■ Exercise objective:
Express every line of both blocks below as a Markdown table with two columns, "No." for the row number and "Entry" for the line. Skip blank lines and leave the pictures out of the answer.

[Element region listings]
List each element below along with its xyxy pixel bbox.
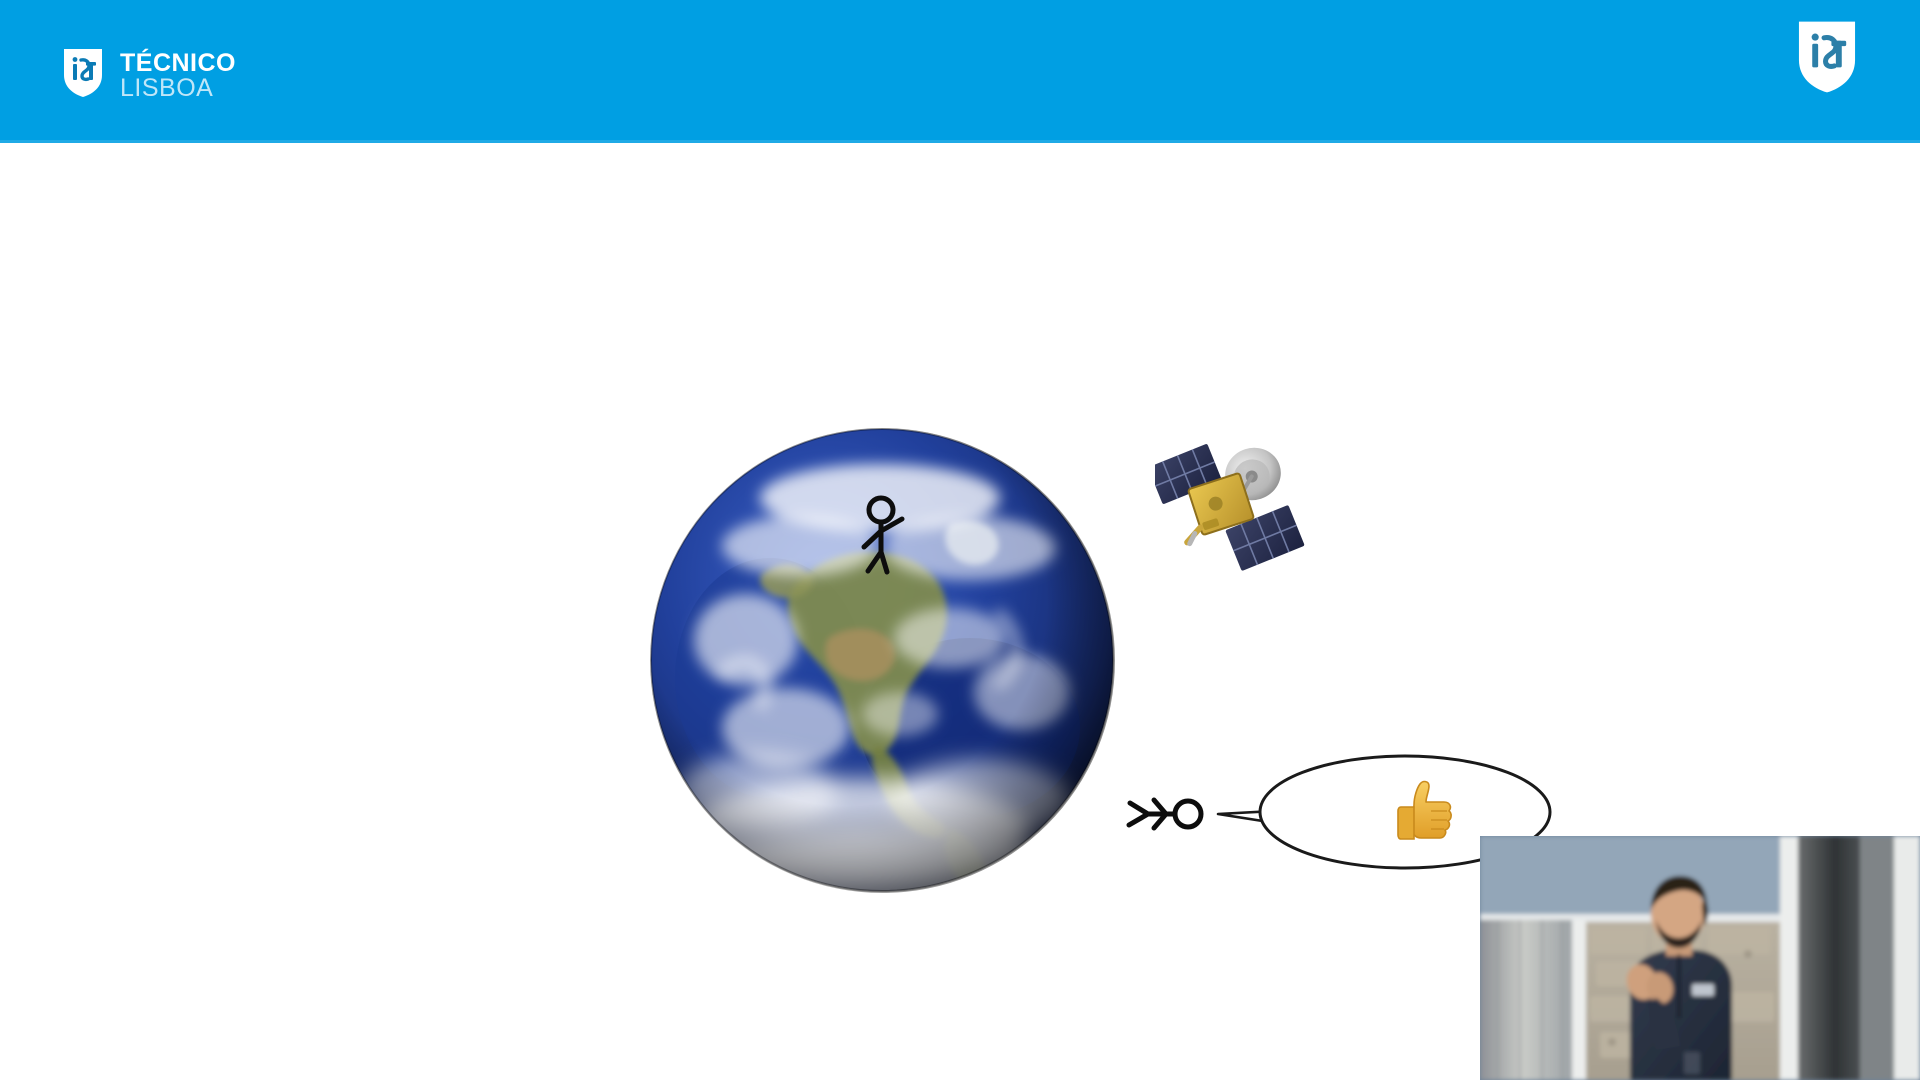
brand-lockup-left: TÉCNICO LISBOA bbox=[62, 47, 236, 104]
stick-figure-rotated-icon bbox=[1126, 781, 1206, 847]
speaker-video-overlay[interactable] bbox=[1480, 836, 1920, 1080]
brand-lockup-right bbox=[1796, 18, 1858, 101]
brand-wordmark-line1: TÉCNICO bbox=[120, 51, 236, 76]
satellite-icon bbox=[1155, 438, 1305, 578]
slide-stage: TÉCNICO LISBOA bbox=[0, 0, 1920, 1080]
header-bar: TÉCNICO LISBOA bbox=[0, 0, 1920, 143]
brand-wordmark-line2: LISBOA bbox=[120, 76, 236, 101]
brand-wordmark: TÉCNICO LISBOA bbox=[120, 51, 236, 100]
thumbs-up-icon bbox=[1395, 777, 1457, 845]
ist-shield-icon bbox=[1796, 18, 1858, 101]
ist-shield-icon bbox=[62, 47, 104, 104]
stick-figure-icon bbox=[855, 495, 925, 575]
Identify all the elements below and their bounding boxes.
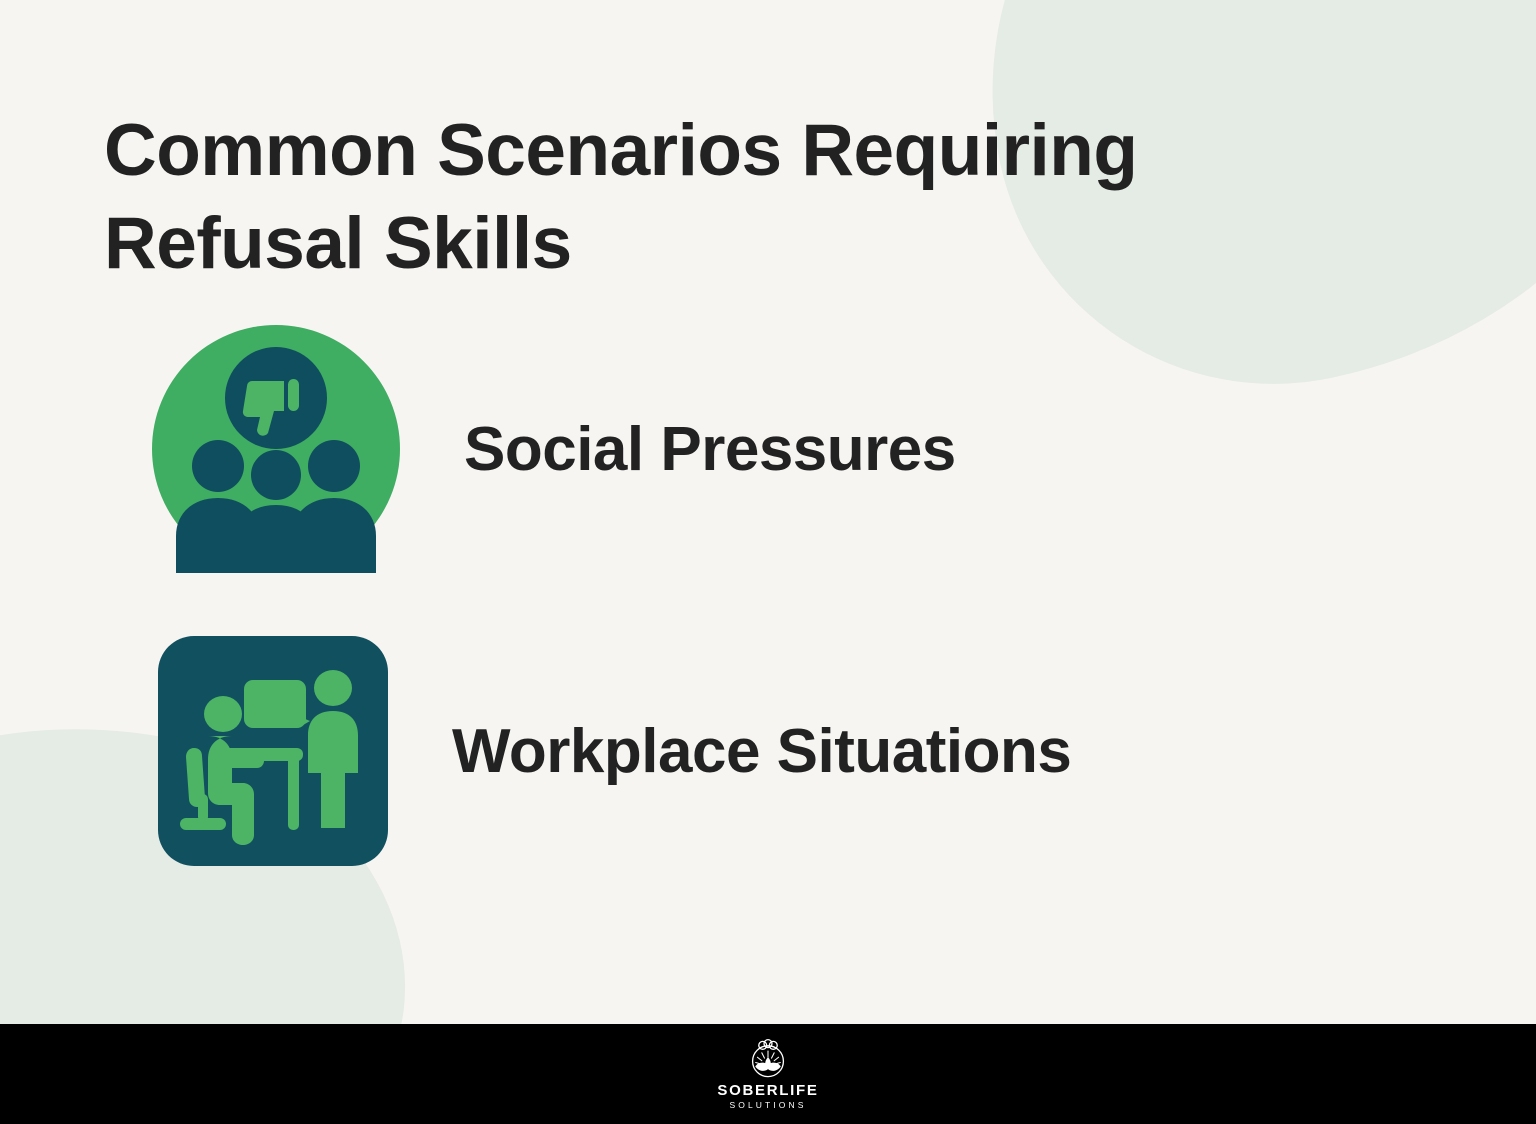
brand-name: SOBERLIFE [717, 1083, 818, 1100]
footer-bar: SOBERLIFE SOLUTIONS [0, 1024, 1536, 1124]
soberlife-lotus-sunrise-icon [746, 1037, 790, 1081]
list-item-label: Social Pressures [464, 414, 956, 485]
group-thumbs-down-icon [152, 325, 400, 573]
workplace-meeting-icon [158, 636, 388, 866]
brand-subtitle: SOLUTIONS [729, 1100, 806, 1111]
slide-canvas: Common Scenarios Requiring Refusal Skill… [0, 0, 1536, 1124]
scenario-list: Social Pressures [0, 318, 1536, 882]
page-title: Common Scenarios Requiring Refusal Skill… [104, 104, 1364, 291]
list-item: Social Pressures [0, 318, 1536, 580]
list-item-label: Workplace Situations [452, 716, 1071, 787]
list-item: Workplace Situations [0, 620, 1536, 882]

■ Exercise response:
| No. | Entry |
|---|---|
| 1 | List each element below along with its xyxy pixel bbox. |
| 2 | brand-lockup-left: TÉCNICO LISBOA bbox=[62, 47, 236, 104] |
| 3 | stick-figure-rotated-icon bbox=[1126, 781, 1206, 847] |
| 4 | speaker-video-overlay[interactable] bbox=[1480, 836, 1920, 1080] |
| 5 | brand-lockup-right bbox=[1796, 18, 1858, 101] |
| 6 | brand-wordmark-line1: TÉCNICO bbox=[120, 51, 236, 76] |
| 7 | satellite-icon bbox=[1155, 438, 1305, 578] |
| 8 | slide-stage: TÉCNICO LISBOA bbox=[0, 0, 1920, 1080] |
| 9 | header-bar: TÉCNICO LISBOA bbox=[0, 0, 1920, 143] |
| 10 | brand-wordmark-line2: LISBOA bbox=[120, 76, 236, 101] |
| 11 | brand-wordmark: TÉCNICO LISBOA bbox=[120, 51, 236, 100] |
| 12 | thumbs-up-icon bbox=[1395, 777, 1457, 845] |
| 13 | ist-shield-icon bbox=[1796, 18, 1858, 101] |
| 14 | ist-shield-icon bbox=[62, 47, 104, 104] |
| 15 | stick-figure-icon bbox=[855, 495, 925, 575] |
| 16 | Identify all the elements below and their bounding boxes. |
| 17 | brand-name: SOBERLIFE [717, 1083, 818, 1100] |
| 18 | footer-bar: SOBERLIFE SOLUTIONS [0, 1024, 1536, 1124] |
| 19 | soberlife-lotus-sunrise-icon [746, 1037, 790, 1081] |
| 20 | list-item-label: Social Pressures [464, 414, 956, 485] |
| 21 | group-thumbs-down-icon [152, 325, 400, 573] |
| 22 | workplace-meeting-icon [158, 636, 388, 866] |
| 23 | brand-subtitle: SOLUTIONS [729, 1100, 806, 1111] |
| 24 | slide-canvas: Common Scenarios Requiring Refusal Skill… [0, 0, 1536, 1124] |
| 25 | scenario-list: Social Pressures [0, 318, 1536, 882] |
| 26 | page-title: Common Scenarios Requiring Refusal Skill… [104, 104, 1364, 291] |
| 27 | list-item: Social Pressures [0, 318, 1536, 580] |
| 28 | list-item-label: Workplace Situations [452, 716, 1071, 787] |
| 29 | list-item: Workplace Situations [0, 620, 1536, 882] |